* [Required task] The listing below should be written out exactly; please include all of it.

* [Task material]
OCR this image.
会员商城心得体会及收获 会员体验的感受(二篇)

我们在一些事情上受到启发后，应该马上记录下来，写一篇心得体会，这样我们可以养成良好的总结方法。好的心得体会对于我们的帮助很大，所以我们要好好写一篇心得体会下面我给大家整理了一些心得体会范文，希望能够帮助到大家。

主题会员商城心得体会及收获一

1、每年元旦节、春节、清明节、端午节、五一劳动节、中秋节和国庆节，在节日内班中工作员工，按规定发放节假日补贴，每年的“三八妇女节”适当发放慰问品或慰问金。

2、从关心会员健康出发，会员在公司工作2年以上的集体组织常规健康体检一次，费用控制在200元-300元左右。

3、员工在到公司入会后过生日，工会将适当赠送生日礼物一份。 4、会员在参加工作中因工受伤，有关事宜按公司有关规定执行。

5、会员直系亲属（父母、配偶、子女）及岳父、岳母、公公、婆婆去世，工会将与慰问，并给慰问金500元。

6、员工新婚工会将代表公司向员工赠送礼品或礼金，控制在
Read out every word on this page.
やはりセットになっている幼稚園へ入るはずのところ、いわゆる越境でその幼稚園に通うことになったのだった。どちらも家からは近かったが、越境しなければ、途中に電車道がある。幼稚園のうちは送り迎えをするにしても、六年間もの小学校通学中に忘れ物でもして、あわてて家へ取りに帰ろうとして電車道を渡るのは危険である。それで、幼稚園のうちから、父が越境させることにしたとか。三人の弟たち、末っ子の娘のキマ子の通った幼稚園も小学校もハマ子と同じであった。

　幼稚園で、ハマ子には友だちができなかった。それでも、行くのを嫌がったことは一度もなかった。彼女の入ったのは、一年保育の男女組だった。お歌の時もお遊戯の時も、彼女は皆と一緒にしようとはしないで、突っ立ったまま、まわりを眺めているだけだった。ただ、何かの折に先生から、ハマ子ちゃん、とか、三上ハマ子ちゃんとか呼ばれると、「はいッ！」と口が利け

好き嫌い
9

* [Answer]
OCR this image.
会员商城心得体会及收获 会员体验的感受(二篇)

我们在一些事情上受到启发后，应该马上记录下来，写一篇心得体会，这样我们可以养成良好的总结方法。好的心得体会对于我们的帮助很大，所以我们要好好写一篇心得体会下面我给大家整理了一些心得体会范文，希望能够帮助到大家。

主题会员商城心得体会及收获一

1、每年元旦节、春节、清明节、端午节、五一劳动节、中秋节和国庆节，在节日内班中工作员工，按规定发放节假日补贴，每年的“三八妇女节”适当发放慰问品或慰问金。

2、从关心会员健康出发，会员在公司工作2年以上的集体组织常规健康体检一次，费用控制在200元-300元左右。

3、员工在到公司入会后过生日，工会将适当赠送生日礼物一份。 4、会员在参加工作中因工受伤，有关事宜按公司有关规定执行。

5、会员直系亲属（父母、配偶、子女）及岳父、岳母、公公、婆婆去世，工会将与慰问，并给慰问金500元。

6、员工新婚工会将代表公司向员工赠送礼品或礼金，控制在
Read out every word on this page.
やはりセットになっている幼稚園へ入るはずのところ、いわゆる越境でその幼稚園に通うことになったのだった。どちらも家からは近かったが、越境しなければ、途中に電車道がある。幼稚園のうちは送り迎えをするにしても、六年間もの小学校通学中に忘れ物でもして、あわてて家へ取りに帰ろうとして電車道を渡るのは危険である。それで、幼稚園のうちから、父が越境させることにしたとか。三人の弟たち、末っ子の娘のキマ子の通った幼稚園も小学校もハマ子と同じであった。

　幼稚園で、ハマ子には友だちができなかった。それでも、行くのを嫌がったことは一度もなかった。彼女の入ったのは、一年保育の男女組だった。お歌の時もお遊戯の時も、彼女は皆と一緒にしようとはしないで、突っ立ったまま、まわりを眺めているだけだった。ただ、何かの折に先生から、ハマ子ちゃん、とか、三上ハマ子ちゃんとか呼ばれると、「はいッ！」と口が利け

好き嫌い
9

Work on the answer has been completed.